* _What the task requires_:
In the entries below, find the lines that contain the word "JSON" and copy them.

* _Stored records_:
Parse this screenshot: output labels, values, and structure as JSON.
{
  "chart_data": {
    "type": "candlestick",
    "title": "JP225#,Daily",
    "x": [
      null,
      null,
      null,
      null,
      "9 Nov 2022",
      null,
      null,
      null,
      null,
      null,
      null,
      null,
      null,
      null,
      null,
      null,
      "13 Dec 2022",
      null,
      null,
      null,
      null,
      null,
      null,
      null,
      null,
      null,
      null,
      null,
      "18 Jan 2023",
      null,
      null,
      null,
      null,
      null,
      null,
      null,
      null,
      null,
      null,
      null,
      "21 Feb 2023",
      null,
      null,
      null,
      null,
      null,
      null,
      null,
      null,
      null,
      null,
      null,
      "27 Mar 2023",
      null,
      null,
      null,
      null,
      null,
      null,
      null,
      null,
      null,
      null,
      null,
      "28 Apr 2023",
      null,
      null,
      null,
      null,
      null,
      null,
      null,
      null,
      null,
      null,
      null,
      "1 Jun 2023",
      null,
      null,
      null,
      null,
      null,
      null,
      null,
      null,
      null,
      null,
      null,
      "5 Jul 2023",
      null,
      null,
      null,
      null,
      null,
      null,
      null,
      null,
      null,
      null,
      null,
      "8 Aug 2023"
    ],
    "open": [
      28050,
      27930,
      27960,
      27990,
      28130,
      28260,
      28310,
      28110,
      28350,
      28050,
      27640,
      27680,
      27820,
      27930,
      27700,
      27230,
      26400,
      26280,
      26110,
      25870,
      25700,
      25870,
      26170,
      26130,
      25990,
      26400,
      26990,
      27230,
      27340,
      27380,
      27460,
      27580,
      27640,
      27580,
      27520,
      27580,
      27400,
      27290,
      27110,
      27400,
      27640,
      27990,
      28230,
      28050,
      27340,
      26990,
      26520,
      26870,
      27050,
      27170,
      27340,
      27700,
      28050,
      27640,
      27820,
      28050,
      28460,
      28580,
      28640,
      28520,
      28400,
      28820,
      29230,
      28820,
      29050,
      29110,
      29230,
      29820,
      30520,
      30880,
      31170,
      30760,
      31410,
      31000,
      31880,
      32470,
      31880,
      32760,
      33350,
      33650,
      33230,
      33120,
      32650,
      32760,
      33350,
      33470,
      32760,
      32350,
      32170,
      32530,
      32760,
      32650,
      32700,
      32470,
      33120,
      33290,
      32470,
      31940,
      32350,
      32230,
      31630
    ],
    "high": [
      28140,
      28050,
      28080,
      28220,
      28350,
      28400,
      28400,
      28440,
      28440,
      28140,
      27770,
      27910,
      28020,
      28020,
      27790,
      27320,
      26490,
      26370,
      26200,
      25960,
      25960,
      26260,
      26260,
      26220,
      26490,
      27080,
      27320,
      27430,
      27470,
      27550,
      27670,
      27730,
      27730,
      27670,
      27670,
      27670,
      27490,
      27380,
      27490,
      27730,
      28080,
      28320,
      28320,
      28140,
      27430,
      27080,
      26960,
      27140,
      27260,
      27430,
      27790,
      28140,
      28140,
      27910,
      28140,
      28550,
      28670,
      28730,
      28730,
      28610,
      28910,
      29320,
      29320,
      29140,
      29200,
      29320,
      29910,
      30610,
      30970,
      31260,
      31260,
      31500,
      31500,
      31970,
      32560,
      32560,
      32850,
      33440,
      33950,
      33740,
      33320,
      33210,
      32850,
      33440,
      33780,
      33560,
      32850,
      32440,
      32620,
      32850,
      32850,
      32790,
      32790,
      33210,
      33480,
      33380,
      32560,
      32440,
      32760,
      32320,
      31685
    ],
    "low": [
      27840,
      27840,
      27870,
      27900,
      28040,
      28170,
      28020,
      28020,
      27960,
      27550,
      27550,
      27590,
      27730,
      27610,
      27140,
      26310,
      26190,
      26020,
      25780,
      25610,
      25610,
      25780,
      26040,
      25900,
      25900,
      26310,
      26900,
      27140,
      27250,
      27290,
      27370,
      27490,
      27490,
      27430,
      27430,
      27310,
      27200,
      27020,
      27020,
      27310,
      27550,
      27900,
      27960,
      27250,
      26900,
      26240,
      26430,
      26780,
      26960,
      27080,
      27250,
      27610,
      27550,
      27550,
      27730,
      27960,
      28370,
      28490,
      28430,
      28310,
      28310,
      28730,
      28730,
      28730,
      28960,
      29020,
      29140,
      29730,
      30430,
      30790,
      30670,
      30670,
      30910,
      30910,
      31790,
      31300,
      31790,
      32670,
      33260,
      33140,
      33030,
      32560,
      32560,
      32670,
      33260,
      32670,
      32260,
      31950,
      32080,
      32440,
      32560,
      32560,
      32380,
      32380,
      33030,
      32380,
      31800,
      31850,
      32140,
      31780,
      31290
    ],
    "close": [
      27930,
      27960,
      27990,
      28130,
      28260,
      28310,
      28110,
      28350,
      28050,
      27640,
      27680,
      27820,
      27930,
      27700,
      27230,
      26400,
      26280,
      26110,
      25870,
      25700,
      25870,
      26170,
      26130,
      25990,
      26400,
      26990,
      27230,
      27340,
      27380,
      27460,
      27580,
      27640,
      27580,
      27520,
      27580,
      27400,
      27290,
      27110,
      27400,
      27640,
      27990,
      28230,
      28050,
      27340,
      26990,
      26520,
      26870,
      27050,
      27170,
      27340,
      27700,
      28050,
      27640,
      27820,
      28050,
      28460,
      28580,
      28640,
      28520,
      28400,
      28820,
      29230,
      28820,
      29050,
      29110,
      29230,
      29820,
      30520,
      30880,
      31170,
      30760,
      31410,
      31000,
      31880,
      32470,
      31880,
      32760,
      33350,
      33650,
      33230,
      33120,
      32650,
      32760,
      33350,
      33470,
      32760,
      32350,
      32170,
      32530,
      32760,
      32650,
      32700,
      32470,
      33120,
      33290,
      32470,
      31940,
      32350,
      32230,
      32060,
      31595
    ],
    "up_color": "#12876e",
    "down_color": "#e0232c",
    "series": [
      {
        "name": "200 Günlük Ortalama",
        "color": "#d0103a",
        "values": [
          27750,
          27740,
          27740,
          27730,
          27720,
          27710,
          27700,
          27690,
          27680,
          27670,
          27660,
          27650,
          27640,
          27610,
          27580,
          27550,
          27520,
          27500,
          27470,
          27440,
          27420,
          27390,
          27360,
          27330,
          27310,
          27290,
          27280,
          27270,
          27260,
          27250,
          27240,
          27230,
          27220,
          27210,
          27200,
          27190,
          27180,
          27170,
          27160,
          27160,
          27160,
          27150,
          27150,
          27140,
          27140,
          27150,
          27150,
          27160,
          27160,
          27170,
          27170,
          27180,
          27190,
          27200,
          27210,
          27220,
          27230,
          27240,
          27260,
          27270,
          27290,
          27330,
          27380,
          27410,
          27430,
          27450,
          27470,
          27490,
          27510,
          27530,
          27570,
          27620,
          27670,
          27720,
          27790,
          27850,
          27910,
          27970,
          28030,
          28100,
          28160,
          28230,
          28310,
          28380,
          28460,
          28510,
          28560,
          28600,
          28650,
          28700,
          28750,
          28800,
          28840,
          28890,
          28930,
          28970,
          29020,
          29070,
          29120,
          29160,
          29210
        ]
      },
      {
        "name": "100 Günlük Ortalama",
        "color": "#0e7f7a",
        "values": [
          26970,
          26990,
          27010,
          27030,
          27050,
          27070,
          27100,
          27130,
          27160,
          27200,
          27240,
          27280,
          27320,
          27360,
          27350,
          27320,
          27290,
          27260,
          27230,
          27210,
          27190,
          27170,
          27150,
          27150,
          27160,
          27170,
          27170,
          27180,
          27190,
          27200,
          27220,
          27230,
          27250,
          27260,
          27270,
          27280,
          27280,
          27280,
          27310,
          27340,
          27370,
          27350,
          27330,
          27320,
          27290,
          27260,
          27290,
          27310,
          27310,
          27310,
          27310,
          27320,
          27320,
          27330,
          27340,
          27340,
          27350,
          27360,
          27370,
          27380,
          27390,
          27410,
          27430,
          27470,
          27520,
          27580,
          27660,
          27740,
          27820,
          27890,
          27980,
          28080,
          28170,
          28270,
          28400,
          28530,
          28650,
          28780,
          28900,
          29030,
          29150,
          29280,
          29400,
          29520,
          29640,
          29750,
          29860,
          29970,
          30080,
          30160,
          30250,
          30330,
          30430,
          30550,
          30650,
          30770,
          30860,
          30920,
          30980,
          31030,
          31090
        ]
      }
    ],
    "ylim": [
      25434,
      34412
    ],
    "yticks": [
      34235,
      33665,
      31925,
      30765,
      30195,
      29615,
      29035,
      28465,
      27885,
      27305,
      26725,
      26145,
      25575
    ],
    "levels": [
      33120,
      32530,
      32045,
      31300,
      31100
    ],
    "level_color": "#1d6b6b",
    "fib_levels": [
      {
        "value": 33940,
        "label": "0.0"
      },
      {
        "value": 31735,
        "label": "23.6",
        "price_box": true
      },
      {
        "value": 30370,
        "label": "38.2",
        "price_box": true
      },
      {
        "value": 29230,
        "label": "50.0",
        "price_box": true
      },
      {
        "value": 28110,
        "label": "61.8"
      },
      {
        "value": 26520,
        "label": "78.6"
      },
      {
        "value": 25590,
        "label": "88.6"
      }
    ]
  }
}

--

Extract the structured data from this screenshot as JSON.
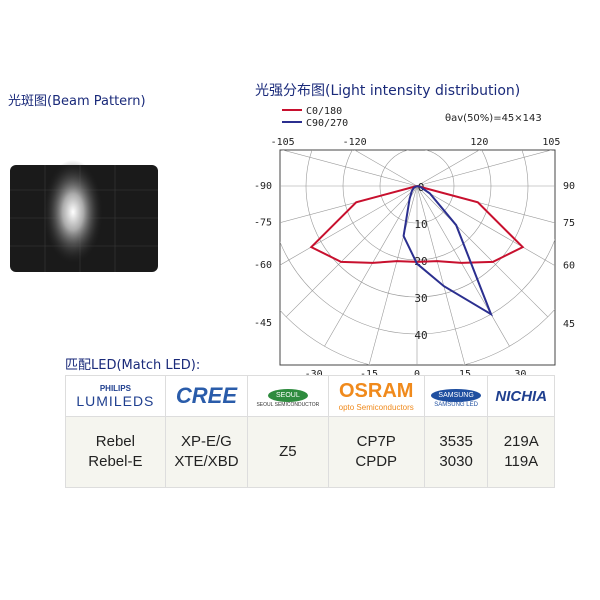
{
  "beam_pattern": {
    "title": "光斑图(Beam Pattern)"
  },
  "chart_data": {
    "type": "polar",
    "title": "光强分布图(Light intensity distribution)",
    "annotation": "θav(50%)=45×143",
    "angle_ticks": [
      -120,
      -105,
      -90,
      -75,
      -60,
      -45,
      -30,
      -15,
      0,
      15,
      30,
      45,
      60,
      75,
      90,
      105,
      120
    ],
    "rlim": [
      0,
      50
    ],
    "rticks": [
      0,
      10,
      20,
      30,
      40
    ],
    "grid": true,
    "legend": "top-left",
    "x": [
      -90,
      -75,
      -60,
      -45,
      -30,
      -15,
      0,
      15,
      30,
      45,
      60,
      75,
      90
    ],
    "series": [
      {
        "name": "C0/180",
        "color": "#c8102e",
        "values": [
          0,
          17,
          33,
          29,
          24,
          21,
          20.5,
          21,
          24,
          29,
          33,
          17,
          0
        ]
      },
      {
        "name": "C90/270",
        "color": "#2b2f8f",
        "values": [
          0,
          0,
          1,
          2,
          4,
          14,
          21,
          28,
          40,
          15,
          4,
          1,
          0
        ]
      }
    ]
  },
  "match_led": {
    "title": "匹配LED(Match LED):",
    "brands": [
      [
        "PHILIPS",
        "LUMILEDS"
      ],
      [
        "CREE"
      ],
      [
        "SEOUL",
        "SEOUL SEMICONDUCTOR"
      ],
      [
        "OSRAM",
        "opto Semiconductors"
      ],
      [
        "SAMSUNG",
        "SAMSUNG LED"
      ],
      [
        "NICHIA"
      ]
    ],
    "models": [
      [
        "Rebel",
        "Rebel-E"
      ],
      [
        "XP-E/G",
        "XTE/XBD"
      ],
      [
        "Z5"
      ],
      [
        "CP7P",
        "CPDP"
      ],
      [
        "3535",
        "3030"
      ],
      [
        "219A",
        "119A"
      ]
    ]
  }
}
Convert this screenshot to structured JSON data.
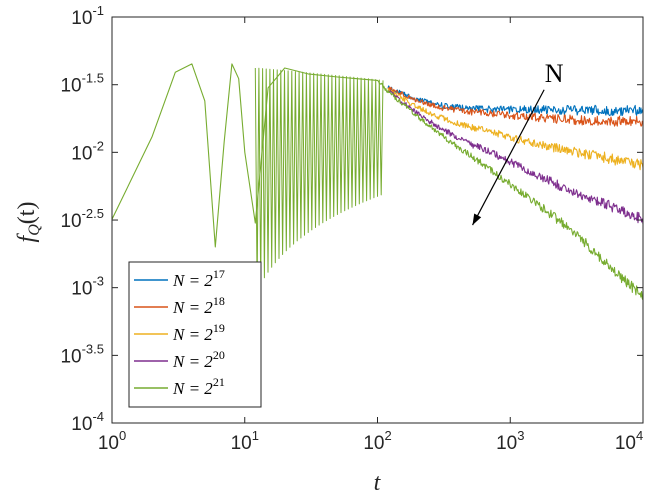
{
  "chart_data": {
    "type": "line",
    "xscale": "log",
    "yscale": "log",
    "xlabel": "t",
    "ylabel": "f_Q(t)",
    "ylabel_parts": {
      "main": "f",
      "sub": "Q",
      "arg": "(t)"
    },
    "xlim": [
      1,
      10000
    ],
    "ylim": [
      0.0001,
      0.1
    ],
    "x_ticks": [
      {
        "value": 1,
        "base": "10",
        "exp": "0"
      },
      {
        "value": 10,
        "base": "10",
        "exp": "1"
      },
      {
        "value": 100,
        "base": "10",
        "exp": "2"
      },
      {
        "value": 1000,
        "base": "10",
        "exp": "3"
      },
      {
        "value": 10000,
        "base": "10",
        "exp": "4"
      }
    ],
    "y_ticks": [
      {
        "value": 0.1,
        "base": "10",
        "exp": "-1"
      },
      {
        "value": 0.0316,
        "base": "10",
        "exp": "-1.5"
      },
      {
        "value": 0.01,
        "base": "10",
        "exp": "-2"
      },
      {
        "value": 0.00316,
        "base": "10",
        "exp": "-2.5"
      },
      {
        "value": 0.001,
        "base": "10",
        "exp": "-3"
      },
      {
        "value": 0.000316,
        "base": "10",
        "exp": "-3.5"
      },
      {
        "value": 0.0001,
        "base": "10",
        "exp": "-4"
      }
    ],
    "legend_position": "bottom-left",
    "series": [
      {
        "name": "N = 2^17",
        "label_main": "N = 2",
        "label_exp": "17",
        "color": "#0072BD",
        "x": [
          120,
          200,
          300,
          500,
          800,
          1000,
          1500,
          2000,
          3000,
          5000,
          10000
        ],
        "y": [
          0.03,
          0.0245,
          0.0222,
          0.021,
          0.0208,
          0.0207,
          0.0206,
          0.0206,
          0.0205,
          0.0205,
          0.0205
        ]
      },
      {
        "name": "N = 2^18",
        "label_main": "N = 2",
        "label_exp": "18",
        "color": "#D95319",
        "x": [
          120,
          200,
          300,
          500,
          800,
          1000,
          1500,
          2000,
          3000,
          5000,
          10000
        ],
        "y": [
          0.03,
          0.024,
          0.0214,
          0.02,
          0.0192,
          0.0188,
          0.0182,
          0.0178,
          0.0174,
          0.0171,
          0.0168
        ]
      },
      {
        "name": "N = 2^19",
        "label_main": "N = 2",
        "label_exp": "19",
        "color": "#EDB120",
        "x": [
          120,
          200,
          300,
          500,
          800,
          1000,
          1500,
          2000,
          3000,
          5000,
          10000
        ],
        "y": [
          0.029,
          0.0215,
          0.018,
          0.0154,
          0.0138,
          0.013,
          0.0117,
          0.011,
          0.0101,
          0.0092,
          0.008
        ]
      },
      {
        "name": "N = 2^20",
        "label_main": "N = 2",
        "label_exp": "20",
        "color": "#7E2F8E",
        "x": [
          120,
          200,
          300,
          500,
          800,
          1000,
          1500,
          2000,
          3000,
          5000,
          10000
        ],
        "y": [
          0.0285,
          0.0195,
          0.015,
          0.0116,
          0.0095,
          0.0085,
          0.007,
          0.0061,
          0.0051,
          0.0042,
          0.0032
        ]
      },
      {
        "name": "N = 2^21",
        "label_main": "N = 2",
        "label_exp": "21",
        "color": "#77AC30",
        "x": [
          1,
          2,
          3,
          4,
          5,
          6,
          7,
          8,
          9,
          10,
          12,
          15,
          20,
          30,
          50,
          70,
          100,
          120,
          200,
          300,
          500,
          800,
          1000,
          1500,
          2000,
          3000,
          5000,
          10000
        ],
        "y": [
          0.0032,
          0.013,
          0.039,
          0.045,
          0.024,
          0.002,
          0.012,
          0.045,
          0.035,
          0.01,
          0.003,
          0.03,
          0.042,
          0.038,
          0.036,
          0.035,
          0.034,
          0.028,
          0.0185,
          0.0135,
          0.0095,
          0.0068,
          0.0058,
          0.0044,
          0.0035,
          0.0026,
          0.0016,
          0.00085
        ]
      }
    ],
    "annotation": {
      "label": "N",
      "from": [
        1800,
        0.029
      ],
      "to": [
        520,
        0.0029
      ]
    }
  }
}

* _Exercise result_:
Parse this screenshot: output labels, values, and structure as JSON.
Extract the structured data from this screenshot as JSON.
Convert this screenshot to structured JSON data.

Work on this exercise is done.